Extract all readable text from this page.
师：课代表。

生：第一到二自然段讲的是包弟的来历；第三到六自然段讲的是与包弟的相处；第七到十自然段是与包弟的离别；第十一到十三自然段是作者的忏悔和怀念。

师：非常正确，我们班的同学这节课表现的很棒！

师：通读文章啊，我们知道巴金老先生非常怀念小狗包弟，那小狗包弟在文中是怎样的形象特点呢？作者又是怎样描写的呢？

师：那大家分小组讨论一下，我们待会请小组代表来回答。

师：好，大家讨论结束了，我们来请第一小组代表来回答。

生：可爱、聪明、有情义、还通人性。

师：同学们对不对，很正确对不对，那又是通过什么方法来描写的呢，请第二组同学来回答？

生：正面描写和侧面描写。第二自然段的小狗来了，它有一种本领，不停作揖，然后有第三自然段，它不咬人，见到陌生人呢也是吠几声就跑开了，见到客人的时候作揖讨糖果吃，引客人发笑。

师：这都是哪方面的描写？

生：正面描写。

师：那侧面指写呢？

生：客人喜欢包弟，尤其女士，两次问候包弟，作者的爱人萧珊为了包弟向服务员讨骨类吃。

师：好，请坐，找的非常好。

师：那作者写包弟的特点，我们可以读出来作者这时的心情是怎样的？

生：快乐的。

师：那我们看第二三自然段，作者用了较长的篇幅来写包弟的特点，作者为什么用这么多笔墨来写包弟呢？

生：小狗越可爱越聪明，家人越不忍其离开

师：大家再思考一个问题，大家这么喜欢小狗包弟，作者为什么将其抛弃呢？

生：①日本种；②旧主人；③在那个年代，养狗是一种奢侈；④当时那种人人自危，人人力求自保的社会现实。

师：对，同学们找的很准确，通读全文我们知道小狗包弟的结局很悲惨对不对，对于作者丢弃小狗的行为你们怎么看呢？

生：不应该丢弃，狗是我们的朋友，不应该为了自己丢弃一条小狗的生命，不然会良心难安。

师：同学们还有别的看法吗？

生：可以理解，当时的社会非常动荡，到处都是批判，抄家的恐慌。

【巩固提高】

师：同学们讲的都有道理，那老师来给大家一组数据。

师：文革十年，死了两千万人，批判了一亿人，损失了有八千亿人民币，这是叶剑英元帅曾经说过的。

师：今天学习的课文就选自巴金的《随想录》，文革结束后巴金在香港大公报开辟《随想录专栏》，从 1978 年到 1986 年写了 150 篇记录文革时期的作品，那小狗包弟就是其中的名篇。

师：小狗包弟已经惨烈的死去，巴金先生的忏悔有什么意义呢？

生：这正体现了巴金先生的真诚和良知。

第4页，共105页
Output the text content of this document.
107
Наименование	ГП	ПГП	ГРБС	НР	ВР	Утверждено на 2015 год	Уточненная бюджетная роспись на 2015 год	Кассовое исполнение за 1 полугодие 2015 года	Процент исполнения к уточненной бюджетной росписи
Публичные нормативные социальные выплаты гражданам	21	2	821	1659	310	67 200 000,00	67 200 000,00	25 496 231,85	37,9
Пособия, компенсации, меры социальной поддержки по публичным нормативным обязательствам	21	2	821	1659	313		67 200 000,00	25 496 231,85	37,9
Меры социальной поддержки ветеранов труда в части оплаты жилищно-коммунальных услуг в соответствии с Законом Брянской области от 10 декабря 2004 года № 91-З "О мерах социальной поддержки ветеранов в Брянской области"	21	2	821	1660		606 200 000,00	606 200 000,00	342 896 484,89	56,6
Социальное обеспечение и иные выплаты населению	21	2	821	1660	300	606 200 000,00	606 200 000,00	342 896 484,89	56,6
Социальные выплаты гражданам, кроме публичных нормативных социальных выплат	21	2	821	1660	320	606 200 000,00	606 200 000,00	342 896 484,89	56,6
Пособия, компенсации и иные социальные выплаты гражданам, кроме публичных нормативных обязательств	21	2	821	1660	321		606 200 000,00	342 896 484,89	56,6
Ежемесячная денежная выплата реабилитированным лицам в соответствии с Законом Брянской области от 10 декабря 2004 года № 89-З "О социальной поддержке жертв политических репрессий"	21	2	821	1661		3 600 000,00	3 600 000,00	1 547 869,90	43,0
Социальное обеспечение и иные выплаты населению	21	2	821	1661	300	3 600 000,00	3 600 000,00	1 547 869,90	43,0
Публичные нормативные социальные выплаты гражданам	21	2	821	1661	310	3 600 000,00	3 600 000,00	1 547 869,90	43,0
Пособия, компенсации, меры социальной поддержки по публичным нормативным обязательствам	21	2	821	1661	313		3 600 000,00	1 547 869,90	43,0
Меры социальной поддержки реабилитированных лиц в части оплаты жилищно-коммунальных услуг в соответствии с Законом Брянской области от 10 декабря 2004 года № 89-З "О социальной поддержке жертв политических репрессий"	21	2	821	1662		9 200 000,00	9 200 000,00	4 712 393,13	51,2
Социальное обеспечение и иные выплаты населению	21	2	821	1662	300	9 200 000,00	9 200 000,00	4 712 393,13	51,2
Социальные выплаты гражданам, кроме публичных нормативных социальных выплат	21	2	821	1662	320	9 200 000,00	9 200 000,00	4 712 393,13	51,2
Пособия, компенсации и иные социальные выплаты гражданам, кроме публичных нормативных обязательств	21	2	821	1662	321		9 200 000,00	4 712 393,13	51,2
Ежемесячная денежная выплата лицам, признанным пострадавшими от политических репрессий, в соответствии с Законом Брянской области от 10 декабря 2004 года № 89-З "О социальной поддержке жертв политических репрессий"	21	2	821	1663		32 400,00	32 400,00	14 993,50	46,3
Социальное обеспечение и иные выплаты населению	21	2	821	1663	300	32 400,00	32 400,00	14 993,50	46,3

⁂

Objective: Transcribe every entry verbatim.

Exercise solution:
Extract all readable text from this page.
师：课代表。

生：第一到二自然段讲的是包弟的来历；第三到六自然段讲的是与包弟的相处；第七到十自然段是与包弟的离别；第十一到十三自然段是作者的忏悔和怀念。

师：非常正确，我们班的同学这节课表现的很棒！

师：通读文章啊，我们知道巴金老先生非常怀念小狗包弟，那小狗包弟在文中是怎样的形象特点呢？作者又是怎样描写的呢？

师：那大家分小组讨论一下，我们待会请小组代表来回答。

师：好，大家讨论结束了，我们来请第一小组代表来回答。

生：可爱、聪明、有情义、还通人性。

师：同学们对不对，很正确对不对，那又是通过什么方法来描写的呢，请第二组同学来回答？

生：正面描写和侧面描写。第二自然段的小狗来了，它有一种本领，不停作揖，然后有第三自然段，它不咬人，见到陌生人呢也是吠几声就跑开了，见到客人的时候作揖讨糖果吃，引客人发笑。

师：这都是哪方面的描写？

生：正面描写。

师：那侧面指写呢？

生：客人喜欢包弟，尤其女士，两次问候包弟，作者的爱人萧珊为了包弟向服务员讨骨类吃。

师：好，请坐，找的非常好。

师：那作者写包弟的特点，我们可以读出来作者这时的心情是怎样的？

生：快乐的。

师：那我们看第二三自然段，作者用了较长的篇幅来写包弟的特点，作者为什么用这么多笔墨来写包弟呢？

生：小狗越可爱越聪明，家人越不忍其离开

师：大家再思考一个问题，大家这么喜欢小狗包弟，作者为什么将其抛弃呢？

生：①日本种；②旧主人；③在那个年代，养狗是一种奢侈；④当时那种人人自危，人人力求自保的社会现实。

师：对，同学们找的很准确，通读全文我们知道小狗包弟的结局很悲惨对不对，对于作者丢弃小狗的行为你们怎么看呢？

生：不应该丢弃，狗是我们的朋友，不应该为了自己丢弃一条小狗的生命，不然会良心难安。

师：同学们还有别的看法吗？

生：可以理解，当时的社会非常动荡，到处都是批判，抄家的恐慌。

【巩固提高】

师：同学们讲的都有道理，那老师来给大家一组数据。

师：文革十年，死了两千万人，批判了一亿人，损失了有八千亿人民币，这是叶剑英元帅曾经说过的。

师：今天学习的课文就选自巴金的《随想录》，文革结束后巴金在香港大公报开辟《随想录专栏》，从 1978 年到 1986 年写了 150 篇记录文革时期的作品，那小狗包弟就是其中的名篇。

师：小狗包弟已经惨烈的死去，巴金先生的忏悔有什么意义呢？

生：这正体现了巴金先生的真诚和良知。

第4页，共105页
Output the text content of this document.
107
Наименование	ГП	ПГП	ГРБС	НР	ВР	Утверждено на 2015 год	Уточненная бюджетная роспись на 2015 год	Кассовое исполнение за 1 полугодие 2015 года	Процент исполнения к уточненной бюджетной росписи
Публичные нормативные социальные выплаты гражданам	21	2	821	1659	310	67 200 000,00	67 200 000,00	25 496 231,85	37,9
Пособия, компенсации, меры социальной поддержки по публичным нормативным обязательствам	21	2	821	1659	313		67 200 000,00	25 496 231,85	37,9
Меры социальной поддержки ветеранов труда в части оплаты жилищно-коммунальных услуг в соответствии с Законом Брянской области от 10 декабря 2004 года № 91-З "О мерах социальной поддержки ветеранов в Брянской области"	21	2	821	1660		606 200 000,00	606 200 000,00	342 896 484,89	56,6
Социальное обеспечение и иные выплаты населению	21	2	821	1660	300	606 200 000,00	606 200 000,00	342 896 484,89	56,6
Социальные выплаты гражданам, кроме публичных нормативных социальных выплат	21	2	821	1660	320	606 200 000,00	606 200 000,00	342 896 484,89	56,6
Пособия, компенсации и иные социальные выплаты гражданам, кроме публичных нормативных обязательств	21	2	821	1660	321		606 200 000,00	342 896 484,89	56,6
Ежемесячная денежная выплата реабилитированным лицам в соответствии с Законом Брянской области от 10 декабря 2004 года № 89-З "О социальной поддержке жертв политических репрессий"	21	2	821	1661		3 600 000,00	3 600 000,00	1 547 869,90	43,0
Социальное обеспечение и иные выплаты населению	21	2	821	1661	300	3 600 000,00	3 600 000,00	1 547 869,90	43,0
Публичные нормативные социальные выплаты гражданам	21	2	821	1661	310	3 600 000,00	3 600 000,00	1 547 869,90	43,0
Пособия, компенсации, меры социальной поддержки по публичным нормативным обязательствам	21	2	821	1661	313		3 600 000,00	1 547 869,90	43,0
Меры социальной поддержки реабилитированных лиц в части оплаты жилищно-коммунальных услуг в соответствии с Законом Брянской области от 10 декабря 2004 года № 89-З "О социальной поддержке жертв политических репрессий"	21	2	821	1662		9 200 000,00	9 200 000,00	4 712 393,13	51,2
Социальное обеспечение и иные выплаты населению	21	2	821	1662	300	9 200 000,00	9 200 000,00	4 712 393,13	51,2
Социальные выплаты гражданам, кроме публичных нормативных социальных выплат	21	2	821	1662	320	9 200 000,00	9 200 000,00	4 712 393,13	51,2
Пособия, компенсации и иные социальные выплаты гражданам, кроме публичных нормативных обязательств	21	2	821	1662	321		9 200 000,00	4 712 393,13	51,2
Ежемесячная денежная выплата лицам, признанным пострадавшими от политических репрессий, в соответствии с Законом Брянской области от 10 декабря 2004 года № 89-З "О социальной поддержке жертв политических репрессий"	21	2	821	1663		32 400,00	32 400,00	14 993,50	46,3
Социальное обеспечение и иные выплаты населению	21	2	821	1663	300	32 400,00	32 400,00	14 993,50	46,3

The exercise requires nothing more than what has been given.